◆ **EXERCISE MATERIALS**
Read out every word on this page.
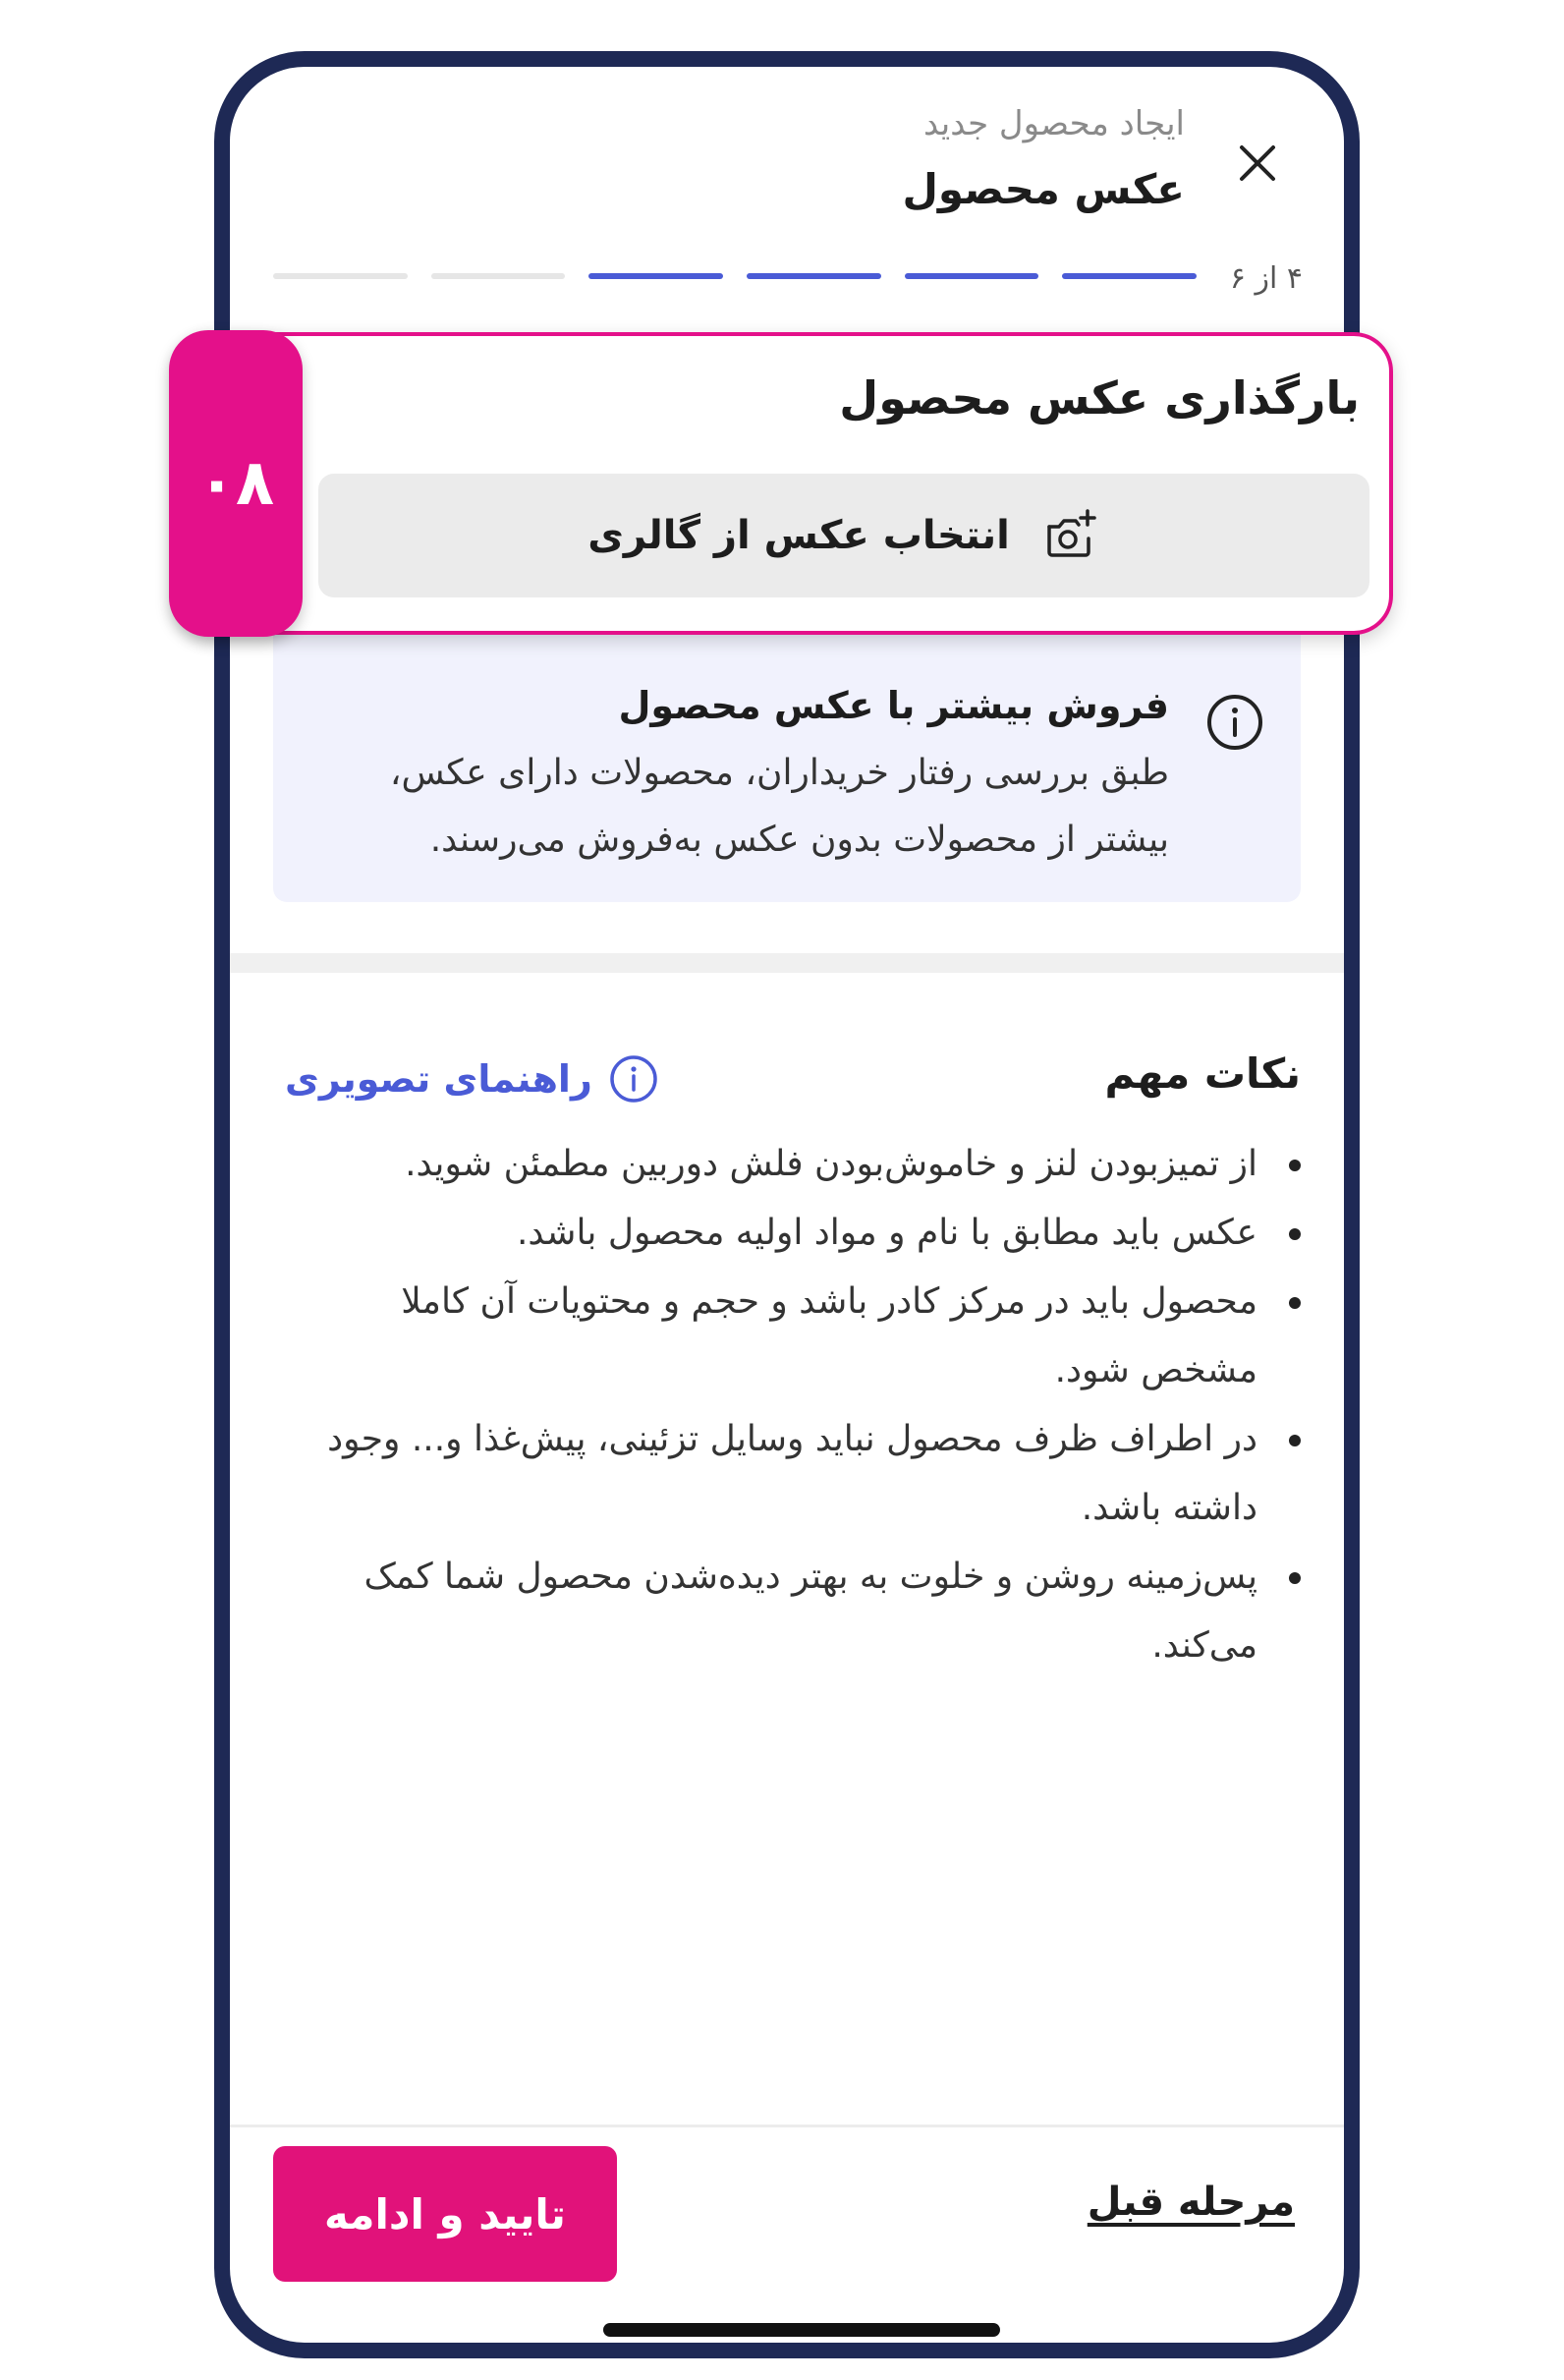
ایجاد محصول جدید
عکس محصول
۴ از ۶
فروش بیشتر با عکس محصول
طبق بررسی رفتار خریداران، محصولات دارای عکس،
بیشتر از محصولات بدون عکس به‌فروش می‌رسند.
نکات مهم
راهنمای تصویری
از تمیزبودن لنز و خاموش‌بودن فلش دوربین مطمئن شوید.
عکس باید مطابق با نام و مواد اولیه محصول باشد.
محصول باید در مرکز کادر باشد و حجم و محتویات آن کاملا مشخص شود.
در اطراف ظرف محصول نباید وسایل تزئینی، پیش‌غذا و... وجود داشته باشد.
پس‌زمینه روشن و خلوت به بهتر دیده‌شدن محصول شما کمک می‌کند.
تایید و ادامه	مرحله قبل
بارگذاری عکس محصول
انتخاب عکس از گالری
۰۸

◆ **STATED TASK**
Which lines of the data include "بیشتر"? Copy each of them.

◆ **CORRECT OUTPUT**
فروش بیشتر با عکس محصول
بیشتر از محصولات بدون عکس به‌فروش می‌رسند.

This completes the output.